====== RECORDED INFORMATION
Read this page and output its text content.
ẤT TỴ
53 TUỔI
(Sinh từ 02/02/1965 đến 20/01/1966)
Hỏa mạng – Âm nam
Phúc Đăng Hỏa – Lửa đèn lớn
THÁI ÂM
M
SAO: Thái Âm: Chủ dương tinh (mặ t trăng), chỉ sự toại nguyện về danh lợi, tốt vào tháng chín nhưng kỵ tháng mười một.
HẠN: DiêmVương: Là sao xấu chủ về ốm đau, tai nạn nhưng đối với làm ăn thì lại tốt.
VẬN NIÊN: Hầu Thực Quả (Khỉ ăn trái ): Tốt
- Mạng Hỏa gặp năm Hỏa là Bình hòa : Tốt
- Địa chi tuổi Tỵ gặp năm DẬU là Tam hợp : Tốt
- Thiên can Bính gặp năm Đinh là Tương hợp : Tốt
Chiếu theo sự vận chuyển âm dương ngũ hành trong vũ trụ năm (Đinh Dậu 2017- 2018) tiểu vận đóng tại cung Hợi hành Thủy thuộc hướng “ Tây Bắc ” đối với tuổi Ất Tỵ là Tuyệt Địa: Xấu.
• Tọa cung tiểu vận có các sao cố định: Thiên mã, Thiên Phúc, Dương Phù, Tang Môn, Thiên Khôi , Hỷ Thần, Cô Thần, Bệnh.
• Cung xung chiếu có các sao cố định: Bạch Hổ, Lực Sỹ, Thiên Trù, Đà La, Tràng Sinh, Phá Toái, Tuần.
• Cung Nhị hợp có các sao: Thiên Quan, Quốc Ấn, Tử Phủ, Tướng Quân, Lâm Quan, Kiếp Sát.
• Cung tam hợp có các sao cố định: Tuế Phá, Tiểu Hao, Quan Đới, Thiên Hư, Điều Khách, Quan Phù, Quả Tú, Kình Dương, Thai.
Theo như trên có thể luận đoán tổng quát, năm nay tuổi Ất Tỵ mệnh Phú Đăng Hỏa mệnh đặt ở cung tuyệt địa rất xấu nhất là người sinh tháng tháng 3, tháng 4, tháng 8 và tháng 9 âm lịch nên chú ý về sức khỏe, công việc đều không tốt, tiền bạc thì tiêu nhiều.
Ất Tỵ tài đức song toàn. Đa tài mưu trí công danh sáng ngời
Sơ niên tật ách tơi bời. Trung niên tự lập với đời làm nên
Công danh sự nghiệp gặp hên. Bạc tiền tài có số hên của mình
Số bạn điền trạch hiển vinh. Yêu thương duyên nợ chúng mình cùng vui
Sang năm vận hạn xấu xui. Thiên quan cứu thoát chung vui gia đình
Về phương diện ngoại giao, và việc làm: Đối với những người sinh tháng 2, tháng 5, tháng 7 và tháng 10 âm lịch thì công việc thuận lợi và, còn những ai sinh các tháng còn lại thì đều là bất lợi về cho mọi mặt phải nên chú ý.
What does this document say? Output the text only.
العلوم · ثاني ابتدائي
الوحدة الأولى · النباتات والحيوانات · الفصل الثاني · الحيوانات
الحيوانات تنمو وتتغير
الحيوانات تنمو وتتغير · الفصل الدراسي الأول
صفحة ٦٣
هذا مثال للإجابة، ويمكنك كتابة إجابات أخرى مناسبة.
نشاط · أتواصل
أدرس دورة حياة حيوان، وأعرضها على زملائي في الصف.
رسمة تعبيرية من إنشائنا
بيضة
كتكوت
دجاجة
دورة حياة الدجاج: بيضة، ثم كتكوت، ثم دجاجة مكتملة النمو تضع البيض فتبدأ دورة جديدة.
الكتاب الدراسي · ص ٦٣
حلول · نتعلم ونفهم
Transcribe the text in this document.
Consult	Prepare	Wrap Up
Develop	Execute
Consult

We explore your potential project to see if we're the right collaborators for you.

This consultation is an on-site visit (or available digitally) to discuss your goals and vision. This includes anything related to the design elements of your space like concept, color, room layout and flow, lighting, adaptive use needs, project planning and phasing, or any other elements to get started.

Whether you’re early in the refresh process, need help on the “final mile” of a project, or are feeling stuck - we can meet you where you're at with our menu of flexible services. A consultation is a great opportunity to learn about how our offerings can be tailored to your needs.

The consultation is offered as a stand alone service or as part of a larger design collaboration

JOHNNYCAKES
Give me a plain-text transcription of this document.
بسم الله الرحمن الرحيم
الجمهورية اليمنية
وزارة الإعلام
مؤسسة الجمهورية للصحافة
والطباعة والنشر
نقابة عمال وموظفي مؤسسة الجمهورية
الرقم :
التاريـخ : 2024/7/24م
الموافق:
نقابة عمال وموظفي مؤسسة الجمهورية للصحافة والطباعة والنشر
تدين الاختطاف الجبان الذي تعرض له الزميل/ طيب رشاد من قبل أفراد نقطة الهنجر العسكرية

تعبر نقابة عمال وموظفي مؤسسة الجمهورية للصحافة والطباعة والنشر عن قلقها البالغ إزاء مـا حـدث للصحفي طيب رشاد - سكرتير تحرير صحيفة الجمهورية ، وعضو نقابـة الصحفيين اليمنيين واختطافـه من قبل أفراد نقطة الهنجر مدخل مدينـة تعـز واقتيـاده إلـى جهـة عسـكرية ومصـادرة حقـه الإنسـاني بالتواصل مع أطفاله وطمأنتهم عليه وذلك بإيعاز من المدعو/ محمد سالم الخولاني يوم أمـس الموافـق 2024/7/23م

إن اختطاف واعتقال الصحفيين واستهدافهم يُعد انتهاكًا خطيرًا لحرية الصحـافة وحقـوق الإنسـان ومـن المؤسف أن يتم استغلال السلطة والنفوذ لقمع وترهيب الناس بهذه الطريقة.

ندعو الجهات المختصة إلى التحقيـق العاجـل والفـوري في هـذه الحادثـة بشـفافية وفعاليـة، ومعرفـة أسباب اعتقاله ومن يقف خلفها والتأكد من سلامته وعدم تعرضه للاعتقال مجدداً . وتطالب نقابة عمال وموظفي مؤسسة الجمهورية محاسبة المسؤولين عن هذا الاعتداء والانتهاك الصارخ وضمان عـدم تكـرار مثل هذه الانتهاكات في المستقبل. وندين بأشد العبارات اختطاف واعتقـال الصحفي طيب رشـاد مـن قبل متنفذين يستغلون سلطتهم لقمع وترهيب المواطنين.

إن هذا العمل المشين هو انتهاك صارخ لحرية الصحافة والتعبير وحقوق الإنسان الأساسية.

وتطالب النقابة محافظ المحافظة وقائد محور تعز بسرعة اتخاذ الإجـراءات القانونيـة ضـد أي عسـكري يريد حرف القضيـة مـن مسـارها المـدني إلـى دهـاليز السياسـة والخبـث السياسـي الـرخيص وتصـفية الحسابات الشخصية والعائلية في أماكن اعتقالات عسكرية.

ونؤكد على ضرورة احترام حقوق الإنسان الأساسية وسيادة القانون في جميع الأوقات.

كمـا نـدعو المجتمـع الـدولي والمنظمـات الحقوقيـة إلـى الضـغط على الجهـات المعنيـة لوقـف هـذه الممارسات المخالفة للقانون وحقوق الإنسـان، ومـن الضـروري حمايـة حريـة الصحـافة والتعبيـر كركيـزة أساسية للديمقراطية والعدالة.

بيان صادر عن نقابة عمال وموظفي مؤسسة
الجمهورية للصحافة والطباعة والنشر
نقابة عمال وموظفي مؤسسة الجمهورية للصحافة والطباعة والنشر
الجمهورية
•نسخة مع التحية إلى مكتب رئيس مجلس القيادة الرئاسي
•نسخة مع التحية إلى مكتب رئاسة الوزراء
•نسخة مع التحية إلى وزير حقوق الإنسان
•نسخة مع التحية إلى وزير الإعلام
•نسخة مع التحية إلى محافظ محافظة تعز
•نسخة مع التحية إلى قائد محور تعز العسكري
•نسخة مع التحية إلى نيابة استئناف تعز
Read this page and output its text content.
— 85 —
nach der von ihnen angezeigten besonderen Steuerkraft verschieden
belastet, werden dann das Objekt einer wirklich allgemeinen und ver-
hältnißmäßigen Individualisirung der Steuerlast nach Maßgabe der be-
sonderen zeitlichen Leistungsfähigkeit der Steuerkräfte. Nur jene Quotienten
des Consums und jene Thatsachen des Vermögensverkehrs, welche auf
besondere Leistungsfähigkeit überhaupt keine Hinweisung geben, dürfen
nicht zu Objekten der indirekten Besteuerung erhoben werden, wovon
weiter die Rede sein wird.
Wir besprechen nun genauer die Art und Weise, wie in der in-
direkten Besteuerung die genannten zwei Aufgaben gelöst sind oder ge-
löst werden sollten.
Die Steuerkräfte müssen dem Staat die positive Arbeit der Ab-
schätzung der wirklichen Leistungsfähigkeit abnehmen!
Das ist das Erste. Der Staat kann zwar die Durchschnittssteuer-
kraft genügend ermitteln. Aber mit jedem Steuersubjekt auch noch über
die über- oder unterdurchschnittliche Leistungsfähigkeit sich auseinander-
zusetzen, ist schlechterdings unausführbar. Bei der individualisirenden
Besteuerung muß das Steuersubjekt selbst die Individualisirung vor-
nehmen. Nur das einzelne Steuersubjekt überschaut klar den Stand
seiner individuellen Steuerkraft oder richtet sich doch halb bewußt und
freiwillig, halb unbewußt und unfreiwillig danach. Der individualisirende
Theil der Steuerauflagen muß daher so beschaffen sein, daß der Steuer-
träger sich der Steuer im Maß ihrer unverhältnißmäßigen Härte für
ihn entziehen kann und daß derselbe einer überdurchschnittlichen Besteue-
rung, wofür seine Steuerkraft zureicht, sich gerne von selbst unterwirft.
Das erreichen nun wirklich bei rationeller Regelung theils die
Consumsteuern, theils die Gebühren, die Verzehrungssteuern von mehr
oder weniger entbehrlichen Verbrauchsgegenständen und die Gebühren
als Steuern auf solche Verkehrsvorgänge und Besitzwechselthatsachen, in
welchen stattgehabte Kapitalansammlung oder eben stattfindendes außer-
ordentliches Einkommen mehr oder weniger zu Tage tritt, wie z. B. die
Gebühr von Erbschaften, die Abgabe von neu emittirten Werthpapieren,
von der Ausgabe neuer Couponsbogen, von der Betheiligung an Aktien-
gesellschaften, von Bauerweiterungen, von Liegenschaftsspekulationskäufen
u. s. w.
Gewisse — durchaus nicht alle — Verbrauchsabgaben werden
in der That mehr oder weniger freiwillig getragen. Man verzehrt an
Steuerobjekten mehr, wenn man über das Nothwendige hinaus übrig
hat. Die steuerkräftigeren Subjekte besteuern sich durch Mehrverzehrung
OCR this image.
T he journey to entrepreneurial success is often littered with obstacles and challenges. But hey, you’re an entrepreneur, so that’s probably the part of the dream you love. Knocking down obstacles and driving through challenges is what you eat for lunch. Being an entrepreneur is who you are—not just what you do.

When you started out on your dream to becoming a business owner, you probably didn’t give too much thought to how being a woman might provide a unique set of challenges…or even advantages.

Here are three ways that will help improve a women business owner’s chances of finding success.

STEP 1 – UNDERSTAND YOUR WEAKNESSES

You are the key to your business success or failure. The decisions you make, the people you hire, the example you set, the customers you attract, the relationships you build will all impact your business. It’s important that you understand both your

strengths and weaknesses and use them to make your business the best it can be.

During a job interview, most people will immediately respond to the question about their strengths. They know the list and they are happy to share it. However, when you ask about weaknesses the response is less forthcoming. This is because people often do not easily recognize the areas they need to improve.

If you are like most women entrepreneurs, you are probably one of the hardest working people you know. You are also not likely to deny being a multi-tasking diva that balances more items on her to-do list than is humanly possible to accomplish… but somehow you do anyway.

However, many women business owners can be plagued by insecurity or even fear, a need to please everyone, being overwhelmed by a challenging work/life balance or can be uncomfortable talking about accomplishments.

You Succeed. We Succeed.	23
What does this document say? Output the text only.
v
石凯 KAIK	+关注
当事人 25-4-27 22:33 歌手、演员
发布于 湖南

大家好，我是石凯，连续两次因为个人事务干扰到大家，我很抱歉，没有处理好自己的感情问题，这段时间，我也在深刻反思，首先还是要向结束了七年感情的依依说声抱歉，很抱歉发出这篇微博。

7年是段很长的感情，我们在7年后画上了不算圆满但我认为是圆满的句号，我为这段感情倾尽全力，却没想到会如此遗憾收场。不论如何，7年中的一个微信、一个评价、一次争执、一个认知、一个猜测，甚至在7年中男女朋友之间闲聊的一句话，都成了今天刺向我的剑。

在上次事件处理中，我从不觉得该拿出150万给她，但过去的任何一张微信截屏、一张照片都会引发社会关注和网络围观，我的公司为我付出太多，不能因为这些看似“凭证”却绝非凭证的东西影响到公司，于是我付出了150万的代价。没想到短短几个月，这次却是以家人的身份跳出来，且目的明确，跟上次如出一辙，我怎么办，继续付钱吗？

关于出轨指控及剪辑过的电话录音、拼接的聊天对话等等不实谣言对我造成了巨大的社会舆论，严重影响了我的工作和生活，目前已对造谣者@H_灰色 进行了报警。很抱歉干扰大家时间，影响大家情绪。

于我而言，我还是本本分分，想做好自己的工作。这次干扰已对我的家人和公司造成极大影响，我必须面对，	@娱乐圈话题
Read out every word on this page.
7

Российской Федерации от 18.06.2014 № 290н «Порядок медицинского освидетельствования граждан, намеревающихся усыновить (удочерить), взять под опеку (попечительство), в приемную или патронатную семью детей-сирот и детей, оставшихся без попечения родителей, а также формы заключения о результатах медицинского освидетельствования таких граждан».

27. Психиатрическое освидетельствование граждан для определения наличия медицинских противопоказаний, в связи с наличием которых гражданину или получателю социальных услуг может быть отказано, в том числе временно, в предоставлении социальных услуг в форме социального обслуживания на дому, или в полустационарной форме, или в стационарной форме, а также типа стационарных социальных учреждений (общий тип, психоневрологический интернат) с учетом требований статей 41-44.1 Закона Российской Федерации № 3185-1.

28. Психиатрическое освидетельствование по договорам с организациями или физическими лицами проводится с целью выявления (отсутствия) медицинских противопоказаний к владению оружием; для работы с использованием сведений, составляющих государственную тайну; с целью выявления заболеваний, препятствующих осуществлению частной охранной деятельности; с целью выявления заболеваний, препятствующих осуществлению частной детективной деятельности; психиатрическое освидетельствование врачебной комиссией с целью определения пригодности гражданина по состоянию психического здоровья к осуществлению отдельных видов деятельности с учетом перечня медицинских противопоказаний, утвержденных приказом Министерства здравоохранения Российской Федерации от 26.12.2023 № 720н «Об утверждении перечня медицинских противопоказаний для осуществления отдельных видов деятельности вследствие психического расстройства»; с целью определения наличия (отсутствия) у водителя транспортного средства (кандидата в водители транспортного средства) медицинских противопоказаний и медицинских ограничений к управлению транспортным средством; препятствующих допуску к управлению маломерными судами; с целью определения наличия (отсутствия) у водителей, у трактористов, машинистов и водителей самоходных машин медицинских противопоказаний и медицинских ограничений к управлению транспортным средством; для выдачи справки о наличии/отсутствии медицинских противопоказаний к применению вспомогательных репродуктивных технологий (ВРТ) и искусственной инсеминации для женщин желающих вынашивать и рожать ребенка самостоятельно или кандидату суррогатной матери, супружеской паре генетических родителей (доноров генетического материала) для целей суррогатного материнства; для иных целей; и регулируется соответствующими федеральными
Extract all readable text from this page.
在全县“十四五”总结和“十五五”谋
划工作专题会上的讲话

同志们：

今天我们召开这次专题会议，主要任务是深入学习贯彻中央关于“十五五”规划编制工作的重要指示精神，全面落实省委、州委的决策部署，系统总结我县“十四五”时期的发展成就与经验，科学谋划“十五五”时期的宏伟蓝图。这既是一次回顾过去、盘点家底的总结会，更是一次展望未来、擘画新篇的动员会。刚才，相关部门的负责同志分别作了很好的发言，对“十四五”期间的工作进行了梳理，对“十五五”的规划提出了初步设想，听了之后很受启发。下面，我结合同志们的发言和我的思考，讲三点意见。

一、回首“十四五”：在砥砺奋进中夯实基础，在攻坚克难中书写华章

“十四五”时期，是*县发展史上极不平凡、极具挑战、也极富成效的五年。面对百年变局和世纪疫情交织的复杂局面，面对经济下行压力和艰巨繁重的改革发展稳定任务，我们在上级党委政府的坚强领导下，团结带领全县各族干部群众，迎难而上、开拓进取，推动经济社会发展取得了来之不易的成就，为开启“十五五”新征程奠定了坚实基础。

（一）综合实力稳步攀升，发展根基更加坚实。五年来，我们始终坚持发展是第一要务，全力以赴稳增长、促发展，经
============
From the entries above, return each line with the word "dream" in it.

• _WRITTEN RESPONSE_:
T he journey to entrepreneurial success is often littered with obstacles and challenges. But hey, you’re an entrepreneur, so that’s probably the part of the dream you love. Knocking down obstacles and driving through challenges is what you eat for lunch. Being an entrepreneur is who you are—not just what you do.
When you started out on your dream to becoming a business owner, you probably didn’t give too much thought to how being a woman might provide a unique set of challenges…or even advantages.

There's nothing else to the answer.